Figure collection entries
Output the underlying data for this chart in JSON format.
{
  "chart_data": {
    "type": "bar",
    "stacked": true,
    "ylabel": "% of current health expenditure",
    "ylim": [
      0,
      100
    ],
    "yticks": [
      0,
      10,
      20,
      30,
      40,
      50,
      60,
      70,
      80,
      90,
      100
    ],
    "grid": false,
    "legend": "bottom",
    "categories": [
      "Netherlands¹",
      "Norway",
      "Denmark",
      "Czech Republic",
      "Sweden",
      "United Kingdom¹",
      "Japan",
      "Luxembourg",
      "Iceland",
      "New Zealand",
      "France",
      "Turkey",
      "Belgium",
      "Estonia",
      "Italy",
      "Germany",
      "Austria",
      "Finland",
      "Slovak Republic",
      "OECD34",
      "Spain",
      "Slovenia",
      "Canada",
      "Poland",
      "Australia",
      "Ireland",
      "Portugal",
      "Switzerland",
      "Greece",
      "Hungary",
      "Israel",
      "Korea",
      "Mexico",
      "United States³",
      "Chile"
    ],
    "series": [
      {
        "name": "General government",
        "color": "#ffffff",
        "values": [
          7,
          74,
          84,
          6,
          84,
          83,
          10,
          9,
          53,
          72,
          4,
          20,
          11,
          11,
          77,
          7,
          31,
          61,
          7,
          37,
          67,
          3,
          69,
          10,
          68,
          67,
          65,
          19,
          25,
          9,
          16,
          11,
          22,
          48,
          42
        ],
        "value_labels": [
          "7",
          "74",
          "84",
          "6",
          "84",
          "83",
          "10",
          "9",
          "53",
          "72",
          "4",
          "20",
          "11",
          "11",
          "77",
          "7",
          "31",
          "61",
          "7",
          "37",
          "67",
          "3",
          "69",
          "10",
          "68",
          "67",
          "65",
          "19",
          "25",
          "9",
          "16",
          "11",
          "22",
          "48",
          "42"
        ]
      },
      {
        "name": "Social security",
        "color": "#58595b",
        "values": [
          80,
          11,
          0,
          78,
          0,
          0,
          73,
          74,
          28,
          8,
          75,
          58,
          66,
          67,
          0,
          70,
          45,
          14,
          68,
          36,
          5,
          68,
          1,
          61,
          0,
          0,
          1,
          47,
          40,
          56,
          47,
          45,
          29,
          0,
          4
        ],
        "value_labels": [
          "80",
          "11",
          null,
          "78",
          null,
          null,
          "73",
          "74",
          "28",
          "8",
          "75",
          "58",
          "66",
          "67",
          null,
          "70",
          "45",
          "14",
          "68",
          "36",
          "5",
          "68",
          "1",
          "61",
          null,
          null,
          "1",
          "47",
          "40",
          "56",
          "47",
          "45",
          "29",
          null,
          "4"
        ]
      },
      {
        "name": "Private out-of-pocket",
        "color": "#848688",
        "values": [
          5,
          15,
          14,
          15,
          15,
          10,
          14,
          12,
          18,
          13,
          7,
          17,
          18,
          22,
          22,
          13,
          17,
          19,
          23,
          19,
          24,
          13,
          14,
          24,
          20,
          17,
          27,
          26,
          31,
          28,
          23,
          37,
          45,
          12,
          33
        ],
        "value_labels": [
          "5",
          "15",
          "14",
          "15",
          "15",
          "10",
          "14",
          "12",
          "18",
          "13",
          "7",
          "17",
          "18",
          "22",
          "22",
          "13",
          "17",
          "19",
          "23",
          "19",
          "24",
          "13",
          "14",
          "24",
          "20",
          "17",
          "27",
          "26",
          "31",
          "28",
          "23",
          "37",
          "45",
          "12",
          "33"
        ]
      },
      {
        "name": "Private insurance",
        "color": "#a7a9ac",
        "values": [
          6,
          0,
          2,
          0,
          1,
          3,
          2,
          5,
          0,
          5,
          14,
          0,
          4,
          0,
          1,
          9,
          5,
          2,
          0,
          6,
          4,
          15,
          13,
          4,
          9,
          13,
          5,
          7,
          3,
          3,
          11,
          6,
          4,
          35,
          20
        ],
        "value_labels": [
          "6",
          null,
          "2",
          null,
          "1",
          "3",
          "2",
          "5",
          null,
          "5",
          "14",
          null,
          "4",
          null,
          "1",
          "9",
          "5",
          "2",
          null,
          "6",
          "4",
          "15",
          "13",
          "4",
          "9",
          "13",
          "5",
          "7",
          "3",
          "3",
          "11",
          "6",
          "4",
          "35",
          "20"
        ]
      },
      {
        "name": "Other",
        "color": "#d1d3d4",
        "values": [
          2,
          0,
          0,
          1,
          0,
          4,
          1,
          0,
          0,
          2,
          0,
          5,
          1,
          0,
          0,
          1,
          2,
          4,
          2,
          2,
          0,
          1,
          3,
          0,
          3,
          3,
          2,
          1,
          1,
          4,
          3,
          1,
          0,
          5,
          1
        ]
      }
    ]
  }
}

> **Your instructions**: Would you reproduce the material above in full, exactly as given?

> **Final result**:
Output the underlying data for this chart in JSON format.
{
  "chart_data": {
    "type": "bar",
    "stacked": true,
    "ylabel": "% of current health expenditure",
    "ylim": [
      0,
      100
    ],
    "yticks": [
      0,
      10,
      20,
      30,
      40,
      50,
      60,
      70,
      80,
      90,
      100
    ],
    "grid": false,
    "legend": "bottom",
    "categories": [
      "Netherlands¹",
      "Norway",
      "Denmark",
      "Czech Republic",
      "Sweden",
      "United Kingdom¹",
      "Japan",
      "Luxembourg",
      "Iceland",
      "New Zealand",
      "France",
      "Turkey",
      "Belgium",
      "Estonia",
      "Italy",
      "Germany",
      "Austria",
      "Finland",
      "Slovak Republic",
      "OECD34",
      "Spain",
      "Slovenia",
      "Canada",
      "Poland",
      "Australia",
      "Ireland",
      "Portugal",
      "Switzerland",
      "Greece",
      "Hungary",
      "Israel",
      "Korea",
      "Mexico",
      "United States³",
      "Chile"
    ],
    "series": [
      {
        "name": "General government",
        "color": "#ffffff",
        "values": [
          7,
          74,
          84,
          6,
          84,
          83,
          10,
          9,
          53,
          72,
          4,
          20,
          11,
          11,
          77,
          7,
          31,
          61,
          7,
          37,
          67,
          3,
          69,
          10,
          68,
          67,
          65,
          19,
          25,
          9,
          16,
          11,
          22,
          48,
          42
        ],
        "value_labels": [
          "7",
          "74",
          "84",
          "6",
          "84",
          "83",
          "10",
          "9",
          "53",
          "72",
          "4",
          "20",
          "11",
          "11",
          "77",
          "7",
          "31",
          "61",
          "7",
          "37",
          "67",
          "3",
          "69",
          "10",
          "68",
          "67",
          "65",
          "19",
          "25",
          "9",
          "16",
          "11",
          "22",
          "48",
          "42"
        ]
      },
      {
        "name": "Social security",
        "color": "#58595b",
        "values": [
          80,
          11,
          0,
          78,
          0,
          0,
          73,
          74,
          28,
          8,
          75,
          58,
          66,
          67,
          0,
          70,
          45,
          14,
          68,
          36,
          5,
          68,
          1,
          61,
          0,
          0,
          1,
          47,
          40,
          56,
          47,
          45,
          29,
          0,
          4
        ],
        "value_labels": [
          "80",
          "11",
          null,
          "78",
          null,
          null,
          "73",
          "74",
          "28",
          "8",
          "75",
          "58",
          "66",
          "67",
          null,
          "70",
          "45",
          "14",
          "68",
          "36",
          "5",
          "68",
          "1",
          "61",
          null,
          null,
          "1",
          "47",
          "40",
          "56",
          "47",
          "45",
          "29",
          null,
          "4"
        ]
      },
      {
        "name": "Private out-of-pocket",
        "color": "#848688",
        "values": [
          5,
          15,
          14,
          15,
          15,
          10,
          14,
          12,
          18,
          13,
          7,
          17,
          18,
          22,
          22,
          13,
          17,
          19,
          23,
          19,
          24,
          13,
          14,
          24,
          20,
          17,
          27,
          26,
          31,
          28,
          23,
          37,
          45,
          12,
          33
        ],
        "value_labels": [
          "5",
          "15",
          "14",
          "15",
          "15",
          "10",
          "14",
          "12",
          "18",
          "13",
          "7",
          "17",
          "18",
          "22",
          "22",
          "13",
          "17",
          "19",
          "23",
          "19",
          "24",
          "13",
          "14",
          "24",
          "20",
          "17",
          "27",
          "26",
          "31",
          "28",
          "23",
          "37",
          "45",
          "12",
          "33"
        ]
      },
      {
        "name": "Private insurance",
        "color": "#a7a9ac",
        "values": [
          6,
          0,
          2,
          0,
          1,
          3,
          2,
          5,
          0,
          5,
          14,
          0,
          4,
          0,
          1,
          9,
          5,
          2,
          0,
          6,
          4,
          15,
          13,
          4,
          9,
          13,
          5,
          7,
          3,
          3,
          11,
          6,
          4,
          35,
          20
        ],
        "value_labels": [
          "6",
          null,
          "2",
          null,
          "1",
          "3",
          "2",
          "5",
          null,
          "5",
          "14",
          null,
          "4",
          null,
          "1",
          "9",
          "5",
          "2",
          null,
          "6",
          "4",
          "15",
          "13",
          "4",
          "9",
          "13",
          "5",
          "7",
          "3",
          "3",
          "11",
          "6",
          "4",
          "35",
          "20"
        ]
      },
      {
        "name": "Other",
        "color": "#d1d3d4",
        "values": [
          2,
          0,
          0,
          1,
          0,
          4,
          1,
          0,
          0,
          2,
          0,
          5,
          1,
          0,
          0,
          1,
          2,
          4,
          2,
          2,
          0,
          1,
          3,
          0,
          3,
          3,
          2,
          1,
          1,
          4,
          3,
          1,
          0,
          5,
          1
        ]
      }
    ]
  }
}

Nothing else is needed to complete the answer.